Verilen Yönerge A: Yunan seçimleriyle ilgili metnin "1996 seçimlerini de" sözleriyle açılıp "Kostas Simitis vardı." sözleriyle kapanan bölümünü, "gösterişsiz" ifadesini "sade" ile değiştirerek yeniden yazın.

Güncelleme Tarihi:
Çinli lakaplı Simitis, güzel Nataşa'nın büyük aşkı Karamanlis'ten kıl payı önde
Yunanistan'da seçim sandığından kim çıkacak? Çinli lakaplı inatçı Profesör Kostas Simitis mi? Yoksa güzel Nataşa'nın büyük aşkı Kostas Karamanlis mi? Yunanistan'ı seçim heyecanı sardı. Batı komşumuzda milenyumun ilk seçim rüzgarları esiyor.
9 Nisan'da 8 milyon 976 bin Yunanlı seçmen, 21. yüzyılın ilk Yunan parlamentosu ve Başbakanı'nı seçmek için sandık başına gidiyor.
1996 seçimlerini de Yunanistan‘da izledim. 4 yıl önce Yunanistan’da Andreas Papandreu ve Konstantin Karamanlis gibi karizmatik liderler devri kapandı. Yunan siyaset sahnesine yeni aktörler çıktı. Ve bunların başında da gösterişsiz bir siyasetçi olan Kostas Simitis vardı.
O günlerde Kostas Simitis'in başarılı olabileceğine şans verenlerin sayısı azdı. Çünkü, Simitis, Papandreu gibi Pasok'u demir yumrukla yönetebilecek, kitleleri çoşturabilecek bir lider olmaktan çok uzaktı. Simitis, Pasok'un kurucusu olmasına ve siyasetin içinden gelmesine rağmen, mütevazı bir hayat yaşayan, aydın bir üniversite profesörünün ötesinde biri değildi. Sadece, Avrupa'yla bütünleşmeyi hedef gösteriyordu. Pasok ise büyük ölçüde eski Milliyetçi-Sosyalist Pasokçular'ın hakimiyetindeydi. Ama 4 yılda Yunan siyaset dünyasında köprülerin altından çok sular aktı. Büyük bir değişim yaşandı.

Verilen Yönerge B: Lütfen aşağıdaki satırları en baştan "back-button[interactable] bbox=[14, 58, 62, 102]" içeren satır dahil olmak üzere hiç değiştirmeden yazın.

Veri Alıntıları:
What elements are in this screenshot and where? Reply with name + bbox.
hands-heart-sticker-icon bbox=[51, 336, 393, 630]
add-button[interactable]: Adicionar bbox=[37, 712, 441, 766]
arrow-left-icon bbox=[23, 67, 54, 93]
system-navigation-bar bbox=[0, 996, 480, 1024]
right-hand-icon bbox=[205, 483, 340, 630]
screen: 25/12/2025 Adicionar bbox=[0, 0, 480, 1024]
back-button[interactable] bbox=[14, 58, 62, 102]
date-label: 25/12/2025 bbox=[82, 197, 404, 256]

Çözümlü Yanıt A:
1996 seçimlerini de Yunanistan‘da izledim. 4 yıl önce Yunanistan’da Andreas Papandreu ve Konstantin Karamanlis gibi karizmatik liderler devri kapandı. Yunan siyaset sahnesine yeni aktörler çıktı. Ve bunların başında da sade bir siyasetçi olan Kostas Simitis vardı.

Çözümlü Yanıt B:
What elements are in this screenshot and where? Reply with name + bbox.
hands-heart-sticker-icon bbox=[51, 336, 393, 630]
add-button[interactable]: Adicionar bbox=[37, 712, 441, 766]
arrow-left-icon bbox=[23, 67, 54, 93]
system-navigation-bar bbox=[0, 996, 480, 1024]
right-hand-icon bbox=[205, 483, 340, 630]
screen: 25/12/2025 Adicionar bbox=[0, 0, 480, 1024]
back-button[interactable] bbox=[14, 58, 62, 102]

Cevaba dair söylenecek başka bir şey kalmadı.